Be specific. "Help the user with deployments" is a bad instruction. "Check the health endpoint at /api/health after each deployment, report the status code and response time, and flag anything over 2 seconds" is a good one.
You can also add a scripts/ directory for shell helpers and a references/ directory for context files. But most skills don't need them.
Skills vs. Plugins: When Do You Need TypeScript?
The v2026.5.18 release introduced defineToolPlugin and three CLI commands (openclaw plugins build, validate, init) for a separate plugin track.
The distinction is simple. Skills are markdown instructions. They guide the agent through natural language. Plugins are TypeScript code that runs inside the Gateway process with access to internal APIs.
Use a skill when you want to teach the agent a workflow, enforce a process, or add domain knowledge. Use a plugin when you need deterministic behavior that can't be left to model judgment, like registering a new channel or wiring up a custom provider.
Probably 90% of what people build should be a skill. Plugins are for when you've hit the limits of natural language instructions. If you're not sure which you need, start with a skill.
Testing Your Skill Locally
Drop your skill folder into ~/.openclaw/skills/ (global) or .openclaw/skills/ in your project (workspace-level). Workspace skills override global ones with the same name.
Three ways to test:
Interactive chat. Just start a conversation and see if the agent picks up your skill. Ask it to do the thing your skill describes. If the response looks right, you're on track.
Slash command. If you set user-invocable: true, type /deploy-checker (or whatever your skill name is) directly. Faster feedback loop than waiting for the agent to match.
Headless CLI. Run openclaw --skill deploy-checker --input "check staging" for automated testing without the interactive session.
One tip that saves a lot of time: enable the watcher with skills.load.watch in your config. It hot-reloads your SKILL.md whenever you save changes. Without it, you're restarting the daemon after every edit.
If you run a ClawHosters managed instance, you can install skills directly from the dashboard without touching the CLI. But for development, local testing is faster.
Publishing to ClawHub
Once your skill works, publishing takes one command:
clawhub skill publish ./deploy-checker --slug deploy-checker --version 1.0.0
ClawHub runs your skill through VirusTotal's Code Insight scanning. You'll get one of three labels: Benign, Suspicious, or Malicious.
------------------------------------
Directions |
1/ Rename "global" to "user-level" in everything from "Testing Your Skill" down to "the same name.", and give that part of the OpenClaw skills guide back with the change.
2/ Carry the OpenClaw skills guide on from its final sentence.
The items after this point are separate material with no tie to the OpenClaw skills guide.
------------------------------------
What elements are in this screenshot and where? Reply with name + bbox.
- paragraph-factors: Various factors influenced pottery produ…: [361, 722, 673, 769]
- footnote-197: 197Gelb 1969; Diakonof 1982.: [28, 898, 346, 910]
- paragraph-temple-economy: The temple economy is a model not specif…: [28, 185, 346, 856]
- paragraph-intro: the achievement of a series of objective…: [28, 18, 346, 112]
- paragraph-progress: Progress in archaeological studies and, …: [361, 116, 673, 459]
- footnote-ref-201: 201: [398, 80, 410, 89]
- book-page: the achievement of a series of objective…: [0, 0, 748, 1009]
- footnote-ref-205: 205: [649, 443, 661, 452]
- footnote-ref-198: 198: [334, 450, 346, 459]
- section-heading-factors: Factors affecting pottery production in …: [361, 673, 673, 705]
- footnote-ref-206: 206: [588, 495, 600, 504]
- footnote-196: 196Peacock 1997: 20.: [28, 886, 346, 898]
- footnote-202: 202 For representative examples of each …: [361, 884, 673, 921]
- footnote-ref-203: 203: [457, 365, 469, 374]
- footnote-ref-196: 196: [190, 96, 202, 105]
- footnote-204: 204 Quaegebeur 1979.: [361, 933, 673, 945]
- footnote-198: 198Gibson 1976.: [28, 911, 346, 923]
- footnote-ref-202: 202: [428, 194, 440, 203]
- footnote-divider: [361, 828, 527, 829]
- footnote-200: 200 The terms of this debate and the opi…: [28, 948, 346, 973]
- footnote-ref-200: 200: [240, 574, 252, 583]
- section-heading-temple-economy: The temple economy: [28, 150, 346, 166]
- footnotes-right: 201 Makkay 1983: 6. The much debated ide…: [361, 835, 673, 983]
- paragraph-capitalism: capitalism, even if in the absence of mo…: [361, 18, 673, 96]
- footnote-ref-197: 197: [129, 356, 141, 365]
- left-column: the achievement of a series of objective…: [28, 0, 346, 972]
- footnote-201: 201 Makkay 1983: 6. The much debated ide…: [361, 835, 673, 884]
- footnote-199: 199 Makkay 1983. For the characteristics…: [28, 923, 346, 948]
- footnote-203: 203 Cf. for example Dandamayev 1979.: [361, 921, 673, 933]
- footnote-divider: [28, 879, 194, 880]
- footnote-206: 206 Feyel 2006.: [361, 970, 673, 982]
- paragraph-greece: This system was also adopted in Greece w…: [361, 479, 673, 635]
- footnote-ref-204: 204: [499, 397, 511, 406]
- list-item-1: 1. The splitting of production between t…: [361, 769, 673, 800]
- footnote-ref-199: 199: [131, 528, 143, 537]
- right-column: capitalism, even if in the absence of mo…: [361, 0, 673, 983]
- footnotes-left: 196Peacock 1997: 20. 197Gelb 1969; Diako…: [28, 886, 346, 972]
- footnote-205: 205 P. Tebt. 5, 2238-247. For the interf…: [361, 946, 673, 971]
------------------------------------
Results |
1/
Testing Your Skill Locally
Drop your skill folder into ~/.openclaw/skills/ (user-level) or .openclaw/skills/ in your project (workspace-level). Workspace skills override user-level ones with the same name.

2/
Here's the honest part. That scanning catches less than you'd hope. A Nerdbot audit of 1,024 skills found VirusTotal detected only 4 of 177 malicious ones (2.3%). OpenClaw's own team called it "not a silver bullet". So the scanning exists, but community trust still depends on people reading the actual SKILL.md before installing.
If your skill uses shell commands, file access, or network calls, expect the possibility of a false positive. Legitimate skills get flagged sometimes. Document why your skill needs those permissions in the SKILL.md itself, and if you do get flagged, use the Rescan feature and wait for maintainer review.
Security: Read Every SKILL.md Like Code Review
Back in January 2026, Koi Security found 341 malicious skills on ClawHub. That was 11.9% of the entire registry at the time. The attack pattern was clever: professional-looking documentation with "prerequisites" sections that told users to run attacker-supplied shell commands.
As a skill author, you're on the trustworthy side of this. But you should know what the landscape looks like, because your users will be cautious. Be transparent about what your skill does and why. If your skill needs exec access, say so upfront and explain the reason.
For your own instance, whether you're self-hosting or running on ClawHosters, don't install skills blindly. Read the SKILL.md. Check what commands it asks the agent to run. Look at the publisher's history. Treat it like a code review, because that's what it is.